> [THE DATA]:
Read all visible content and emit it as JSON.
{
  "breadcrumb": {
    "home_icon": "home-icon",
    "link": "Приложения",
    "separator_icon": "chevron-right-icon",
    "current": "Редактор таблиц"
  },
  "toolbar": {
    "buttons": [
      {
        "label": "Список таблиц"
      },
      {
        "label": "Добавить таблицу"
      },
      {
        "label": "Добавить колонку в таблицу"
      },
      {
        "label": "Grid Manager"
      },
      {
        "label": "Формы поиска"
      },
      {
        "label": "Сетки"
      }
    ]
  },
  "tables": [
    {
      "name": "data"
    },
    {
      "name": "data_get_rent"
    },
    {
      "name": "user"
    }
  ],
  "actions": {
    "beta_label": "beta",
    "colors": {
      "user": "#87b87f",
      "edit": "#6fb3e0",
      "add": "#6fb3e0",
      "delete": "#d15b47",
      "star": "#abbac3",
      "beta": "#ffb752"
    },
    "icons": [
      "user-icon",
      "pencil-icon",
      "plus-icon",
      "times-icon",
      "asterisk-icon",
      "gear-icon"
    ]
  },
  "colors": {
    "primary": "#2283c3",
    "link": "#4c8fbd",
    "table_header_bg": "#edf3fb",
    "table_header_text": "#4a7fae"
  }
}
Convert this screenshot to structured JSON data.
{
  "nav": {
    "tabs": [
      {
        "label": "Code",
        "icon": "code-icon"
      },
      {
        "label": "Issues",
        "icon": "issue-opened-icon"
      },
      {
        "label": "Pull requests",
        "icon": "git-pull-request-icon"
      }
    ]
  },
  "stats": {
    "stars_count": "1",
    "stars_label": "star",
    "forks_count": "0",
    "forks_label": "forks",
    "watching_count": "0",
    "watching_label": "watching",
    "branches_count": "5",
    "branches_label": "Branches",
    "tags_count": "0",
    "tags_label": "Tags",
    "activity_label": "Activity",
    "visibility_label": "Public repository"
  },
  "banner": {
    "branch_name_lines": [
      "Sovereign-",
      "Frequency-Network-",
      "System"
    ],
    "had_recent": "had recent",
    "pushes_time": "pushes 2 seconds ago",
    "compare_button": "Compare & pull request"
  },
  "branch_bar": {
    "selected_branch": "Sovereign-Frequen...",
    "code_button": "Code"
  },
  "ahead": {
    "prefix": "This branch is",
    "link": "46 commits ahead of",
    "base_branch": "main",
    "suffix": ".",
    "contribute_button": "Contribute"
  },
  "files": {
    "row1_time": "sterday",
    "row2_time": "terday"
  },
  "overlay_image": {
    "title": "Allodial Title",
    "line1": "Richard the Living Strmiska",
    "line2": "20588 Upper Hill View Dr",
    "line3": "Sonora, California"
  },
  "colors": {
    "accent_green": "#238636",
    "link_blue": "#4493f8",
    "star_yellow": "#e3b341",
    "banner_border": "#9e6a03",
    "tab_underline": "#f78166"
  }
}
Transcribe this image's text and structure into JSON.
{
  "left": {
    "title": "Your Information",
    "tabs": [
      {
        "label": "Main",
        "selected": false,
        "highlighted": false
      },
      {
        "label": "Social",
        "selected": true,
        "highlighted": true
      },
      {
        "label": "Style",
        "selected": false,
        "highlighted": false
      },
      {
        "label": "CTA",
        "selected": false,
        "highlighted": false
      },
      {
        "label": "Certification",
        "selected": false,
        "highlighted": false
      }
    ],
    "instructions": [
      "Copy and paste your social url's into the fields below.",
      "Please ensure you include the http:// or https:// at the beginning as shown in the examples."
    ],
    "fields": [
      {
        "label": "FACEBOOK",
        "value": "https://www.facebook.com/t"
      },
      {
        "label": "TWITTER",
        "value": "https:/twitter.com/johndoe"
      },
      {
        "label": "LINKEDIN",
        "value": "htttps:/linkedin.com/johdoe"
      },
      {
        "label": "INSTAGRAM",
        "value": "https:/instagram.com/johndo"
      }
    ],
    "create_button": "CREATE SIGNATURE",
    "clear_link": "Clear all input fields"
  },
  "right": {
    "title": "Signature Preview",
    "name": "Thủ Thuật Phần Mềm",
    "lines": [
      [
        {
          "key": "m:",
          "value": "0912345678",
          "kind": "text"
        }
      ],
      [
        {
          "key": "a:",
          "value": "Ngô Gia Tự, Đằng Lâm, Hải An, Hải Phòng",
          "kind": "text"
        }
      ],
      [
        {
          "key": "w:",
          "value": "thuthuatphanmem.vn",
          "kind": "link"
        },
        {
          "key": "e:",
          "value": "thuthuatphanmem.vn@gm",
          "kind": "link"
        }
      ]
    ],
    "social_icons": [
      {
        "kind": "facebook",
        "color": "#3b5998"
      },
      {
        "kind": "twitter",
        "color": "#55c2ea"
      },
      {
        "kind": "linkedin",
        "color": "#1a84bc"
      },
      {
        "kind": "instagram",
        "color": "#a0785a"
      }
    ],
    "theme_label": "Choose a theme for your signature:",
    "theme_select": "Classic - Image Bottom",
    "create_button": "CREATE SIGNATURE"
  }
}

> [EXERCISE BRIEF]:
Scan the material above. Return every line containing the string "таблицу".

> [SOLUTION]:
        "label": "Добавить таблицу"
        "label": "Добавить колонку в таблицу"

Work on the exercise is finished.